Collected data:
──────

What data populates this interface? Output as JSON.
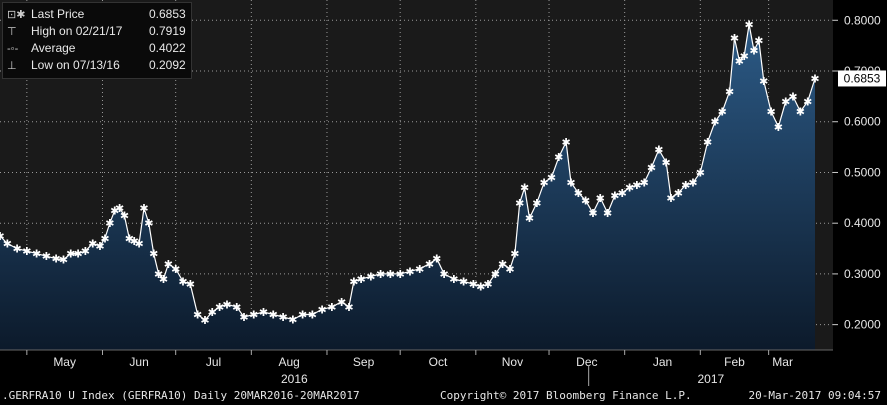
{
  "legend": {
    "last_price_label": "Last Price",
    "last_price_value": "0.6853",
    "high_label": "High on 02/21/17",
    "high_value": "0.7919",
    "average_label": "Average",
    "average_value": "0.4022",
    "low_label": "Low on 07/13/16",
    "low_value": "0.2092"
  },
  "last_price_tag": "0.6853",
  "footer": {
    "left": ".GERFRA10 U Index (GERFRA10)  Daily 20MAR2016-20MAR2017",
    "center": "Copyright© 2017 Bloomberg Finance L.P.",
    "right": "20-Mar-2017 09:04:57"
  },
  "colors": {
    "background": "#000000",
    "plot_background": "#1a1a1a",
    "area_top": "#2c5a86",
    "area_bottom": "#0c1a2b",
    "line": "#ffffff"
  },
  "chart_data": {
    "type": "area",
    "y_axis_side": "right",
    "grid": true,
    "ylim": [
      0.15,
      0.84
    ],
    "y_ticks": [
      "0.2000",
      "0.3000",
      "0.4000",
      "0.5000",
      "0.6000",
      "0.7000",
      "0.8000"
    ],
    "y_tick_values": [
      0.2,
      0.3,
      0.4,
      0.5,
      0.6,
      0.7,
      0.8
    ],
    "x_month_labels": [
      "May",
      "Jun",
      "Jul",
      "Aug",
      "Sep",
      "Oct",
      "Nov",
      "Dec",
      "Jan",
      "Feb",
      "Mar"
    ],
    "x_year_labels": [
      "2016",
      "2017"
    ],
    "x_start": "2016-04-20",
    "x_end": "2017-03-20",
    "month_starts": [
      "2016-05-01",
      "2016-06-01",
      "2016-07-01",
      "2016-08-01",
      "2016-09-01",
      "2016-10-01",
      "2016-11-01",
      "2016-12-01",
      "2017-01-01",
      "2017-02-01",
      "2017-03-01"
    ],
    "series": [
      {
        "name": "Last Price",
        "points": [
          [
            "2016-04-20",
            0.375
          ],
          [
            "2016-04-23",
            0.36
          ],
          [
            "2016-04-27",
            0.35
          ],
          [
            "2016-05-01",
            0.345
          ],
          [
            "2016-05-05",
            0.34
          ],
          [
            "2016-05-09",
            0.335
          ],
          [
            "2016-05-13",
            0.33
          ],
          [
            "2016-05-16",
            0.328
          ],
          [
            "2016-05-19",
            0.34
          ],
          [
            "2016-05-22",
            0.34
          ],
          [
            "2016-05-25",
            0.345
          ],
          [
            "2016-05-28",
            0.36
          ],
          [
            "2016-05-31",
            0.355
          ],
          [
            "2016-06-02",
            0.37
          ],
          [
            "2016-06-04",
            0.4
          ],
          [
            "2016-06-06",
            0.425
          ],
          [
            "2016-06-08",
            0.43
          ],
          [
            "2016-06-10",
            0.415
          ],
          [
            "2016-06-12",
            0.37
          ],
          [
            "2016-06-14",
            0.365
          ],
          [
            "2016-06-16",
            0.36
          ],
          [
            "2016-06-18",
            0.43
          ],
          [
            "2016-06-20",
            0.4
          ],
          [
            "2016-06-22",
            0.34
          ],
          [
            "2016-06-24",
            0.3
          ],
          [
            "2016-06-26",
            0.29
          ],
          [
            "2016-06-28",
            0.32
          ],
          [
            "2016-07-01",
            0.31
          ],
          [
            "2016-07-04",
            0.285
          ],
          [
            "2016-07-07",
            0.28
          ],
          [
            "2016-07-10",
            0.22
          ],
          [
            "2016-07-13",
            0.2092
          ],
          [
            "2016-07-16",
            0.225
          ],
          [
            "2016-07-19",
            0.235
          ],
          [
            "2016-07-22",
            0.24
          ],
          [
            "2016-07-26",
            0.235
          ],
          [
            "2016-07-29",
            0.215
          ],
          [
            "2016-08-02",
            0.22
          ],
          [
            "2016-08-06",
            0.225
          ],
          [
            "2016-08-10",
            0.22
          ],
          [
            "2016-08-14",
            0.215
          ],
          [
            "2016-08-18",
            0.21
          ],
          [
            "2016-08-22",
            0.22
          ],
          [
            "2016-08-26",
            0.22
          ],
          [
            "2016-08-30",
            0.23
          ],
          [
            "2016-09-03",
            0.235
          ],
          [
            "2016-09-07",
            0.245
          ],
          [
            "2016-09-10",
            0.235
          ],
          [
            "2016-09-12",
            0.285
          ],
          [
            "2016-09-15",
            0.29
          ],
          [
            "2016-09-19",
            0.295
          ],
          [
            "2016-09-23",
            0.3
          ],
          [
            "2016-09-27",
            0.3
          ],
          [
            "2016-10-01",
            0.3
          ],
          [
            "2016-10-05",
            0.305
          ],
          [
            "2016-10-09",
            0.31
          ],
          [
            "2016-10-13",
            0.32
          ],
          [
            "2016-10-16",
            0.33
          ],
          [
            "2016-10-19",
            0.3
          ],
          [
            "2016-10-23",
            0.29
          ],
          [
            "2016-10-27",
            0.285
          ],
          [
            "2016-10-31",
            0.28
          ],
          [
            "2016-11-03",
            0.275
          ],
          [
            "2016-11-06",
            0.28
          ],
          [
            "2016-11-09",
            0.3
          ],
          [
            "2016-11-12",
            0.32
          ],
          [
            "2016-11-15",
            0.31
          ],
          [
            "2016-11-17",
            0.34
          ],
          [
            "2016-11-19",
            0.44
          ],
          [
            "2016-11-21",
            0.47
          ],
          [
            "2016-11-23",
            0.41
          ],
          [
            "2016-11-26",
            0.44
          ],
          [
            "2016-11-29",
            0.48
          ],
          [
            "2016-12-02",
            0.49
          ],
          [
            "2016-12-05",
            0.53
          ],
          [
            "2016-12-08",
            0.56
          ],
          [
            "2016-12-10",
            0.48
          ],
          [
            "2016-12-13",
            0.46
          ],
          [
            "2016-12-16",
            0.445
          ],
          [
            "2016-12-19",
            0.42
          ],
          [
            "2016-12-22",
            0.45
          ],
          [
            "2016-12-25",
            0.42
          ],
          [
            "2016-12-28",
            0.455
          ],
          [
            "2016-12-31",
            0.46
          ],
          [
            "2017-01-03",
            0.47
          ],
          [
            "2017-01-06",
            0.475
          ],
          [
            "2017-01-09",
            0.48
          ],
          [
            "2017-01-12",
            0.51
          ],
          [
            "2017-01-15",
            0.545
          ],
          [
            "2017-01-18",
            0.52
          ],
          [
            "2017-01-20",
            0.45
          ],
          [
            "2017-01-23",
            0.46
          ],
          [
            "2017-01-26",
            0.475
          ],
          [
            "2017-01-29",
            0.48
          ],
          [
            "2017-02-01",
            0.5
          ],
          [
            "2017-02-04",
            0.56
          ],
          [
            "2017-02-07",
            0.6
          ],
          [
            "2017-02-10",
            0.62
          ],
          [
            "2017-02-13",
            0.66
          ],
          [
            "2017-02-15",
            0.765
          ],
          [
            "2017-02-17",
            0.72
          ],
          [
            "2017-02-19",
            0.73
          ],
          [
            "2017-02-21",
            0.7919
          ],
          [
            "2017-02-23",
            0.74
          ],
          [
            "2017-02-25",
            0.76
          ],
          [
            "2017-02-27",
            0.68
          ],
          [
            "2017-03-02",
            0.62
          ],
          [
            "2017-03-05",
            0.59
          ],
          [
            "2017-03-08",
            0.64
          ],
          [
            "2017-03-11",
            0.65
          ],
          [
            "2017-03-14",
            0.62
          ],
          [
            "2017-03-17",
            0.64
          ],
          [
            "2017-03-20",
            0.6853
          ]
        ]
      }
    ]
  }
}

──────

Goal: Reproduce all of the material above word for word. Omit the pictures.

Task response:
What data populates this interface? Output as JSON.
{
  "legend": {
    "last_price_label": "Last Price",
    "last_price_value": "0.6853",
    "high_label": "High on 02/21/17",
    "high_value": "0.7919",
    "average_label": "Average",
    "average_value": "0.4022",
    "low_label": "Low on 07/13/16",
    "low_value": "0.2092"
  },
  "last_price_tag": "0.6853",
  "footer": {
    "left": ".GERFRA10 U Index (GERFRA10)  Daily 20MAR2016-20MAR2017",
    "center": "Copyright© 2017 Bloomberg Finance L.P.",
    "right": "20-Mar-2017 09:04:57"
  },
  "colors": {
    "background": "#000000",
    "plot_background": "#1a1a1a",
    "area_top": "#2c5a86",
    "area_bottom": "#0c1a2b",
    "line": "#ffffff"
  },
  "chart_data": {
    "type": "area",
    "y_axis_side": "right",
    "grid": true,
    "ylim": [
      0.15,
      0.84
    ],
    "y_ticks": [
      "0.2000",
      "0.3000",
      "0.4000",
      "0.5000",
      "0.6000",
      "0.7000",
      "0.8000"
    ],
    "y_tick_values": [
      0.2,
      0.3,
      0.4,
      0.5,
      0.6,
      0.7,
      0.8
    ],
    "x_month_labels": [
      "May",
      "Jun",
      "Jul",
      "Aug",
      "Sep",
      "Oct",
      "Nov",
      "Dec",
      "Jan",
      "Feb",
      "Mar"
    ],
    "x_year_labels": [
      "2016",
      "2017"
    ],
    "x_start": "2016-04-20",
    "x_end": "2017-03-20",
    "month_starts": [
      "2016-05-01",
      "2016-06-01",
      "2016-07-01",
      "2016-08-01",
      "2016-09-01",
      "2016-10-01",
      "2016-11-01",
      "2016-12-01",
      "2017-01-01",
      "2017-02-01",
      "2017-03-01"
    ],
    "series": [
      {
        "name": "Last Price",
        "points": [
          [
            "2016-04-20",
            0.375
          ],
          [
            "2016-04-23",
            0.36
          ],
          [
            "2016-04-27",
            0.35
          ],
          [
            "2016-05-01",
            0.345
          ],
          [
            "2016-05-05",
            0.34
          ],
          [
            "2016-05-09",
            0.335
          ],
          [
            "2016-05-13",
            0.33
          ],
          [
            "2016-05-16",
            0.328
          ],
          [
            "2016-05-19",
            0.34
          ],
          [
            "2016-05-22",
            0.34
          ],
          [
            "2016-05-25",
            0.345
          ],
          [
            "2016-05-28",
            0.36
          ],
          [
            "2016-05-31",
            0.355
          ],
          [
            "2016-06-02",
            0.37
          ],
          [
            "2016-06-04",
            0.4
          ],
          [
            "2016-06-06",
            0.425
          ],
          [
            "2016-06-08",
            0.43
          ],
          [
            "2016-06-10",
            0.415
          ],
          [
            "2016-06-12",
            0.37
          ],
          [
            "2016-06-14",
            0.365
          ],
          [
            "2016-06-16",
            0.36
          ],
          [
            "2016-06-18",
            0.43
          ],
          [
            "2016-06-20",
            0.4
          ],
          [
            "2016-06-22",
            0.34
          ],
          [
            "2016-06-24",
            0.3
          ],
          [
            "2016-06-26",
            0.29
          ],
          [
            "2016-06-28",
            0.32
          ],
          [
            "2016-07-01",
            0.31
          ],
          [
            "2016-07-04",
            0.285
          ],
          [
            "2016-07-07",
            0.28
          ],
          [
            "2016-07-10",
            0.22
          ],
          [
            "2016-07-13",
            0.2092
          ],
          [
            "2016-07-16",
            0.225
          ],
          [
            "2016-07-19",
            0.235
          ],
          [
            "2016-07-22",
            0.24
          ],
          [
            "2016-07-26",
            0.235
          ],
          [
            "2016-07-29",
            0.215
          ],
          [
            "2016-08-02",
            0.22
          ],
          [
            "2016-08-06",
            0.225
          ],
          [
            "2016-08-10",
            0.22
          ],
          [
            "2016-08-14",
            0.215
          ],
          [
            "2016-08-18",
            0.21
          ],
          [
            "2016-08-22",
            0.22
          ],
          [
            "2016-08-26",
            0.22
          ],
          [
            "2016-08-30",
            0.23
          ],
          [
            "2016-09-03",
            0.235
          ],
          [
            "2016-09-07",
            0.245
          ],
          [
            "2016-09-10",
            0.235
          ],
          [
            "2016-09-12",
            0.285
          ],
          [
            "2016-09-15",
            0.29
          ],
          [
            "2016-09-19",
            0.295
          ],
          [
            "2016-09-23",
            0.3
          ],
          [
            "2016-09-27",
            0.3
          ],
          [
            "2016-10-01",
            0.3
          ],
          [
            "2016-10-05",
            0.305
          ],
          [
            "2016-10-09",
            0.31
          ],
          [
            "2016-10-13",
            0.32
          ],
          [
            "2016-10-16",
            0.33
          ],
          [
            "2016-10-19",
            0.3
          ],
          [
            "2016-10-23",
            0.29
          ],
          [
            "2016-10-27",
            0.285
          ],
          [
            "2016-10-31",
            0.28
          ],
          [
            "2016-11-03",
            0.275
          ],
          [
            "2016-11-06",
            0.28
          ],
          [
            "2016-11-09",
            0.3
          ],
          [
            "2016-11-12",
            0.32
          ],
          [
            "2016-11-15",
            0.31
          ],
          [
            "2016-11-17",
            0.34
          ],
          [
            "2016-11-19",
            0.44
          ],
          [
            "2016-11-21",
            0.47
          ],
          [
            "2016-11-23",
            0.41
          ],
          [
            "2016-11-26",
            0.44
          ],
          [
            "2016-11-29",
            0.48
          ],
          [
            "2016-12-02",
            0.49
          ],
          [
            "2016-12-05",
            0.53
          ],
          [
            "2016-12-08",
            0.56
          ],
          [
            "2016-12-10",
            0.48
          ],
          [
            "2016-12-13",
            0.46
          ],
          [
            "2016-12-16",
            0.445
          ],
          [
            "2016-12-19",
            0.42
          ],
          [
            "2016-12-22",
            0.45
          ],
          [
            "2016-12-25",
            0.42
          ],
          [
            "2016-12-28",
            0.455
          ],
          [
            "2016-12-31",
            0.46
          ],
          [
            "2017-01-03",
            0.47
          ],
          [
            "2017-01-06",
            0.475
          ],
          [
            "2017-01-09",
            0.48
          ],
          [
            "2017-01-12",
            0.51
          ],
          [
            "2017-01-15",
            0.545
          ],
          [
            "2017-01-18",
            0.52
          ],
          [
            "2017-01-20",
            0.45
          ],
          [
            "2017-01-23",
            0.46
          ],
          [
            "2017-01-26",
            0.475
          ],
          [
            "2017-01-29",
            0.48
          ],
          [
            "2017-02-01",
            0.5
          ],
          [
            "2017-02-04",
            0.56
          ],
          [
            "2017-02-07",
            0.6
          ],
          [
            "2017-02-10",
            0.62
          ],
          [
            "2017-02-13",
            0.66
          ],
          [
            "2017-02-15",
            0.765
          ],
          [
            "2017-02-17",
            0.72
          ],
          [
            "2017-02-19",
            0.73
          ],
          [
            "2017-02-21",
            0.7919
          ],
          [
            "2017-02-23",
            0.74
          ],
          [
            "2017-02-25",
            0.76
          ],
          [
            "2017-02-27",
            0.68
          ],
          [
            "2017-03-02",
            0.62
          ],
          [
            "2017-03-05",
            0.59
          ],
          [
            "2017-03-08",
            0.64
          ],
          [
            "2017-03-11",
            0.65
          ],
          [
            "2017-03-14",
            0.62
          ],
          [
            "2017-03-17",
            0.64
          ],
          [
            "2017-03-20",
            0.6853
          ]
        ]
      }
    ]
  }
}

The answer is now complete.